Emporia State Federal Credit Union will never contact you by a text message if there is a problem with your account.  The only texts you should receive are the alerts you set up yourself (Balance Alerts etc) or notification that your e statement is available for you to view. If you have any questions or concerns, please call Emporia State Federal Credit Union at (620) 342-2336. 



Members and Skimmers Expected To Hit The Road For Labor Day

With the national average for gasoline prices hovering at some of the lowest prices in over a decade, credit union members will most likely join the 35+ million expected to hit the road for Labor Day. Fraudsters are also aware of the potential for increased travel and will also be out in full force readying their skimmers at gas station pumps.

While much of the focus on increased security for plastic cards has been at point-of-sale terminals and ATMs with their respective EMV liability shifts, vulnerabilities with gas pumps will be a reality until October 2017.

In the last few years, gas pumps have been a favorite target for fraudsters to place skimming devices. In fact, more than 260 skimming devices have been detected in the last year at gas pumps in the state of Florida alone.

Aside from not having a liability shift on gas pumps to make them EMV compliant, many gas pumps also have a universal key lock making them extremely vulnerable to tampering. Once the skimming device is installed, it is often well-disguised and not noticeable to patrons.

After the data is captured, fraudsters return to harvest the information from the skimming device or, in some cases, access and retrieve the data remotely. The harvested data is then used to manufacture counterfeit cards or the data is fraudulently distributed online.

Challenge a – Replace "info-box" with "legend-box" in the records, everything from the line containing "26, 66, 34]" down to the line containing "info-box: USM : VUSM", and give back only those lines with nothing else changed.

Recorded information –

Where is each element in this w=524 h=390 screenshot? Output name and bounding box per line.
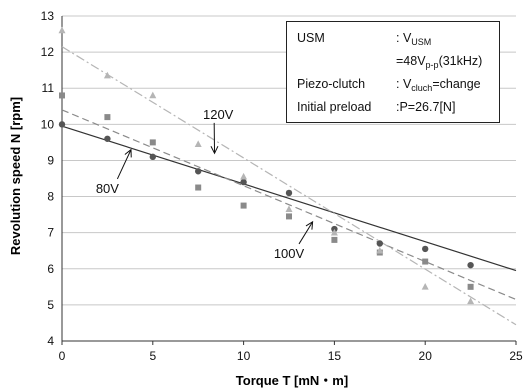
point-120v-0	[58, 26, 66, 34]
point-100v-8	[422, 258, 429, 265]
annotation-arrowhead-120v	[210, 145, 219, 155]
point-120v-8	[421, 283, 429, 290]
point-100v-3	[195, 184, 202, 191]
annotation-label-120v: 120V	[203, 107, 234, 122]
info-value-preload: :P=26.7[N]	[396, 100, 456, 114]
point-100v-5	[286, 213, 292, 220]
point-100v-1	[104, 114, 111, 121]
point-120v-6	[330, 228, 338, 236]
fit-line-100v	[61, 109, 517, 301]
annotation-arrow-80v	[116, 149, 132, 180]
info-box: USM : VUSM =48Vp-p(31kHz) Piezo-clutch :…	[286, 21, 500, 123]
point-120v-7	[376, 246, 384, 254]
x-tick-label-10: 10	[237, 349, 251, 363]
point-80v-9	[467, 261, 474, 269]
point-100v-2	[149, 139, 156, 146]
grid	[62, 15, 516, 306]
info-key-usm: USM	[297, 31, 325, 45]
info-key-piezo-clutch: Piezo-clutch	[297, 77, 366, 91]
point-80v-3	[195, 168, 202, 175]
point-80v-2	[149, 153, 156, 161]
y-tick-label-9: 9	[47, 153, 54, 167]
annotation-arrowhead-80v	[124, 148, 132, 158]
info-key-preload: Initial preload	[297, 100, 372, 114]
x-tick-label-5: 5	[149, 349, 156, 363]
point-120v-1	[103, 71, 111, 79]
x-tick-label-15: 15	[328, 349, 342, 363]
fit-lines	[61, 46, 517, 326]
point-80v-5	[285, 189, 293, 197]
x-axis-label: Torque T [mN・m]	[236, 373, 348, 388]
y-axis-label: Revolution speed N [rpm]	[8, 97, 23, 255]
point-120v-3	[194, 140, 202, 147]
annotations: 120V 80V 100V	[96, 107, 314, 261]
annotation-arrow-100v	[298, 221, 314, 245]
fit-line-120v	[61, 46, 517, 326]
point-100v-6	[331, 236, 338, 243]
point-120v-9	[467, 297, 475, 305]
annotation-arrowhead-100v	[305, 220, 314, 230]
info-value-piezo-clutch: : Vcluch=change	[396, 77, 481, 93]
y-tick-label-13: 13	[41, 9, 55, 23]
point-80v-1	[104, 135, 111, 142]
x-tick-label-20: 20	[419, 349, 433, 363]
point-120v-4	[240, 172, 248, 180]
point-80v-7	[376, 240, 383, 247]
y-tick-label-5: 5	[47, 298, 54, 312]
point-80v-0	[58, 121, 66, 128]
y-tick-label-4: 4	[47, 334, 54, 348]
x-tick-label-25: 25	[509, 349, 523, 363]
point-100v-4	[240, 202, 247, 209]
point-80v-4	[240, 178, 247, 186]
info-value-voltage: =48Vp-p(31kHz)	[396, 54, 483, 70]
y-tick-label-11: 11	[42, 81, 55, 95]
info-value-usm: : VUSM	[396, 31, 432, 47]
x-tick-label-0: 0	[59, 349, 66, 363]
point-80v-8	[422, 245, 429, 253]
y-tick-label-6: 6	[47, 262, 54, 276]
y-tick-label-7: 7	[47, 226, 54, 240]
y-tick-label-12: 12	[41, 45, 55, 59]
y-tick-label-10: 10	[41, 117, 55, 131]
point-120v-5	[285, 205, 293, 212]
point-100v-0	[59, 92, 65, 99]
point-120v-2	[149, 91, 157, 99]
point-100v-9	[467, 283, 474, 290]
annotation-label-100v: 100V	[274, 246, 305, 261]
annotation-label-80v: 80V	[96, 181, 119, 196]
y-tick-label-8: 8	[47, 190, 54, 204]
axes: 4 5 6 7 8 9 10 11 12 13 0 5 10 15 20 25	[41, 9, 523, 363]
fit-line-80v	[61, 125, 517, 272]
data-points	[58, 26, 475, 305]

Challenge b –
Answer these from the credit union text:
(i) What phone number should readers call with questions or concerns?
(ii) How many skimming devices were found at gas pumps in Florida in the last year?
(iii) Until when will weak points in gas pumps remain a reality?

Full answer a –
point-120v-0	[58, 26, 66, 34]
point-100v-8	[422, 258, 429, 265]
annotation-arrowhead-120v	[210, 145, 219, 155]
point-120v-8	[421, 283, 429, 290]
point-100v-3	[195, 184, 202, 191]
annotation-label-120v: 120V	[203, 107, 234, 122]
info-value-preload: :P=26.7[N]	[396, 100, 456, 114]
point-100v-5	[286, 213, 292, 220]
point-100v-1	[104, 114, 111, 121]
point-120v-6	[330, 228, 338, 236]
fit-line-100v	[61, 109, 517, 301]
annotation-arrow-80v	[116, 149, 132, 180]
legend-box: USM : VUSM =48Vp-p(31kHz) Piezo-clutch :…	[286, 21, 500, 123]

Full answer b –
(i) (620) 342-2336
(ii) More than 260
(iii) October 2017